**Task description**
Among the entries below, find the lines with "Anna" and copy them.
— START Records provided —
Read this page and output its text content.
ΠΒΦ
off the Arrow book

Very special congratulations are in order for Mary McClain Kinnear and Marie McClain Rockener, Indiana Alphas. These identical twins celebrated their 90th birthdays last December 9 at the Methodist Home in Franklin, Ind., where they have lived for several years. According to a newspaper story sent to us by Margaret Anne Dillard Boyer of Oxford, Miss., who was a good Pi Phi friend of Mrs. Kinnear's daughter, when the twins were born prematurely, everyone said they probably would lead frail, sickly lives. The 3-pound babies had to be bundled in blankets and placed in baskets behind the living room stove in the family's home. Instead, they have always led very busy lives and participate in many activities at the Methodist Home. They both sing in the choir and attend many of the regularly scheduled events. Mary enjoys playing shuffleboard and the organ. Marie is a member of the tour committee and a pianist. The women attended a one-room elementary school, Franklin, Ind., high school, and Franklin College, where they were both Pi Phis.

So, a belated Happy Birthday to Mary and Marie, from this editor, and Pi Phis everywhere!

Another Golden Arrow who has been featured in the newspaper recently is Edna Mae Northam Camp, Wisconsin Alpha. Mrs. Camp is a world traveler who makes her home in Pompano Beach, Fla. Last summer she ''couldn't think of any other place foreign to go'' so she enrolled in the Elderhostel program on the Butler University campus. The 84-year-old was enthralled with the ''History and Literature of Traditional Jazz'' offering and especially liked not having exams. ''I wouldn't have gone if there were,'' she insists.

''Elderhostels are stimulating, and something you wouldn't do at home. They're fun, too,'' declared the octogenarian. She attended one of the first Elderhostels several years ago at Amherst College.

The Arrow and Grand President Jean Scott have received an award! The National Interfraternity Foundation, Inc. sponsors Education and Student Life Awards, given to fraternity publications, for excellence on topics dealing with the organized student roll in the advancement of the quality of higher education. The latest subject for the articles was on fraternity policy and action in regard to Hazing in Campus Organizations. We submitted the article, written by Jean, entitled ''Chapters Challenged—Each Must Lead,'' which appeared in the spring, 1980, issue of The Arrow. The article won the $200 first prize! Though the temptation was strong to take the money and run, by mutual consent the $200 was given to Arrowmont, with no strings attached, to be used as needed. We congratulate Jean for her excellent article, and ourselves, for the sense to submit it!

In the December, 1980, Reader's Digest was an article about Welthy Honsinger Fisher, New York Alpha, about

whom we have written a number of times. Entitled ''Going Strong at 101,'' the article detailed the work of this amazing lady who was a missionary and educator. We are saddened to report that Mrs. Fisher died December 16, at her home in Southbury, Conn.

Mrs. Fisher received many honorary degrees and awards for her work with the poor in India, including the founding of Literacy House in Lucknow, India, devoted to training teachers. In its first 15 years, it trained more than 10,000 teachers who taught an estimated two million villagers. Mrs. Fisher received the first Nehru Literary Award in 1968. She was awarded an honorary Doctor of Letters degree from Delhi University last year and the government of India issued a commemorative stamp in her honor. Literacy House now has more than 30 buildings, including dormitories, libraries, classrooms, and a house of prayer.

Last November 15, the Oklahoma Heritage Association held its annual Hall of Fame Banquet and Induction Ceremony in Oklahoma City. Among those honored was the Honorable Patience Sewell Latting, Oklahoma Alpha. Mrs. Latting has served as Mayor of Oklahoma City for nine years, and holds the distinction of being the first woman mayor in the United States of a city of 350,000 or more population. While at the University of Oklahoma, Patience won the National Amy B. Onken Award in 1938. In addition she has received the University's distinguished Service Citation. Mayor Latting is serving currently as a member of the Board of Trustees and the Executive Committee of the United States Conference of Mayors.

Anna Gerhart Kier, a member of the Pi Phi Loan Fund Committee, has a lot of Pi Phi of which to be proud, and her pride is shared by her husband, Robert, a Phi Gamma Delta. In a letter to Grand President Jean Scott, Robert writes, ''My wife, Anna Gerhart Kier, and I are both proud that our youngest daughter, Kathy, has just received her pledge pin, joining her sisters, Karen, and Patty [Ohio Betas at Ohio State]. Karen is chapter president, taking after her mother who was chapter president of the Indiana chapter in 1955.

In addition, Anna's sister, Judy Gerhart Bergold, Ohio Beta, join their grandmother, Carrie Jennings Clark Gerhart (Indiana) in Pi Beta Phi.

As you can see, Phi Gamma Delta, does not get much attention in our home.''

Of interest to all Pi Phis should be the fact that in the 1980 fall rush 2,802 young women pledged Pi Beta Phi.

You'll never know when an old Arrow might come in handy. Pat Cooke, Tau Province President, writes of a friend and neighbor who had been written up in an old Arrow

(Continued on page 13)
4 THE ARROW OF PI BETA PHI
— END Records provided —
**Finished exercise**
Anna Gerhart Kier, a member of the Pi Phi Loan Fund Committee, has a lot of Pi Phi of which to be proud, and her pride is shared by her husband, Robert, a Phi Gamma Delta. In a letter to Grand President Jean Scott, Robert writes, ''My wife, Anna Gerhart Kier, and I are both proud that our youngest daughter, Kathy, has just received her pledge pin, joining her sisters, Karen, and Patty [Ohio Betas at Ohio State]. Karen is chapter president, taking after her mother who was chapter president of the Indiana chapter in 1955.
In addition, Anna's sister, Judy Gerhart Bergold, Ohio Beta, join their grandmother, Carrie Jennings Clark Gerhart (Indiana) in Pi Beta Phi.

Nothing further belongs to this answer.